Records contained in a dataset
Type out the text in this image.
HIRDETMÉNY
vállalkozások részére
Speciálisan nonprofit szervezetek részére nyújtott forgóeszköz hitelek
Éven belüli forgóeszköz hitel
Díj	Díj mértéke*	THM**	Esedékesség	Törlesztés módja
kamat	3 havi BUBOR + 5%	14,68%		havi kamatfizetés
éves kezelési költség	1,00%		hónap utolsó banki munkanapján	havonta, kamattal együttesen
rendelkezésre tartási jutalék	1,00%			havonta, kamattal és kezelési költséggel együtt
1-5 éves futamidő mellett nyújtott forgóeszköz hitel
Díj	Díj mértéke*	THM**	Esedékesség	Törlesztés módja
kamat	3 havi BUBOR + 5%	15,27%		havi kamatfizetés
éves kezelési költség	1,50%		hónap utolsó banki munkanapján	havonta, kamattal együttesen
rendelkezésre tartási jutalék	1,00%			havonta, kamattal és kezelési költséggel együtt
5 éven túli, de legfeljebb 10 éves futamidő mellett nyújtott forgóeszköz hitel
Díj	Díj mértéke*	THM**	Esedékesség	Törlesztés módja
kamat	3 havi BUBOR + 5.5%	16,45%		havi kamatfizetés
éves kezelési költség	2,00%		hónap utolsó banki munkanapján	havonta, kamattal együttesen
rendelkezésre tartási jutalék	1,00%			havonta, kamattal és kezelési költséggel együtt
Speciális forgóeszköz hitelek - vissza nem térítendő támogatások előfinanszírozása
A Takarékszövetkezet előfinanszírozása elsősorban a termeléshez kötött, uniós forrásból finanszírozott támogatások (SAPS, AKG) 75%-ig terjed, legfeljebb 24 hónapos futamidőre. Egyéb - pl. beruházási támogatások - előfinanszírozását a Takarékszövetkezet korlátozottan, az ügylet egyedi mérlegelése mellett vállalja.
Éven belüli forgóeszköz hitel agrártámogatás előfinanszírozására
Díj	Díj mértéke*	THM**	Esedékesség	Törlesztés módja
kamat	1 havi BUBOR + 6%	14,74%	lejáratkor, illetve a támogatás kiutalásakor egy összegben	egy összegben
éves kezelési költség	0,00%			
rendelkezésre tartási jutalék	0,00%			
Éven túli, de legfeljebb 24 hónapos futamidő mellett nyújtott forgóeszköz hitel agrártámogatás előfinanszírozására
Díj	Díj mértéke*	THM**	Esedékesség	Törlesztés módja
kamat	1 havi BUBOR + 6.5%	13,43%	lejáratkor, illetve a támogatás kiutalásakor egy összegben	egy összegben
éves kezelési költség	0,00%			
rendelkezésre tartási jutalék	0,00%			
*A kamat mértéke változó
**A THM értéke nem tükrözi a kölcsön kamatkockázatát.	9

Exercise directions
Find and copy each line above that includes the string "havi".

Full response
kamat	3 havi BUBOR + 5%	14,68%		havi kamatfizetés
kamat	3 havi BUBOR + 5%	15,27%		havi kamatfizetés
kamat	3 havi BUBOR + 5.5%	16,45%		havi kamatfizetés
kamat	1 havi BUBOR + 6%	14,74%	lejáratkor, illetve a támogatás kiutalásakor egy összegben	egy összegben
kamat	1 havi BUBOR + 6.5%	13,43%	lejáratkor, illetve a támogatás kiutalásakor egy összegben	egy összegben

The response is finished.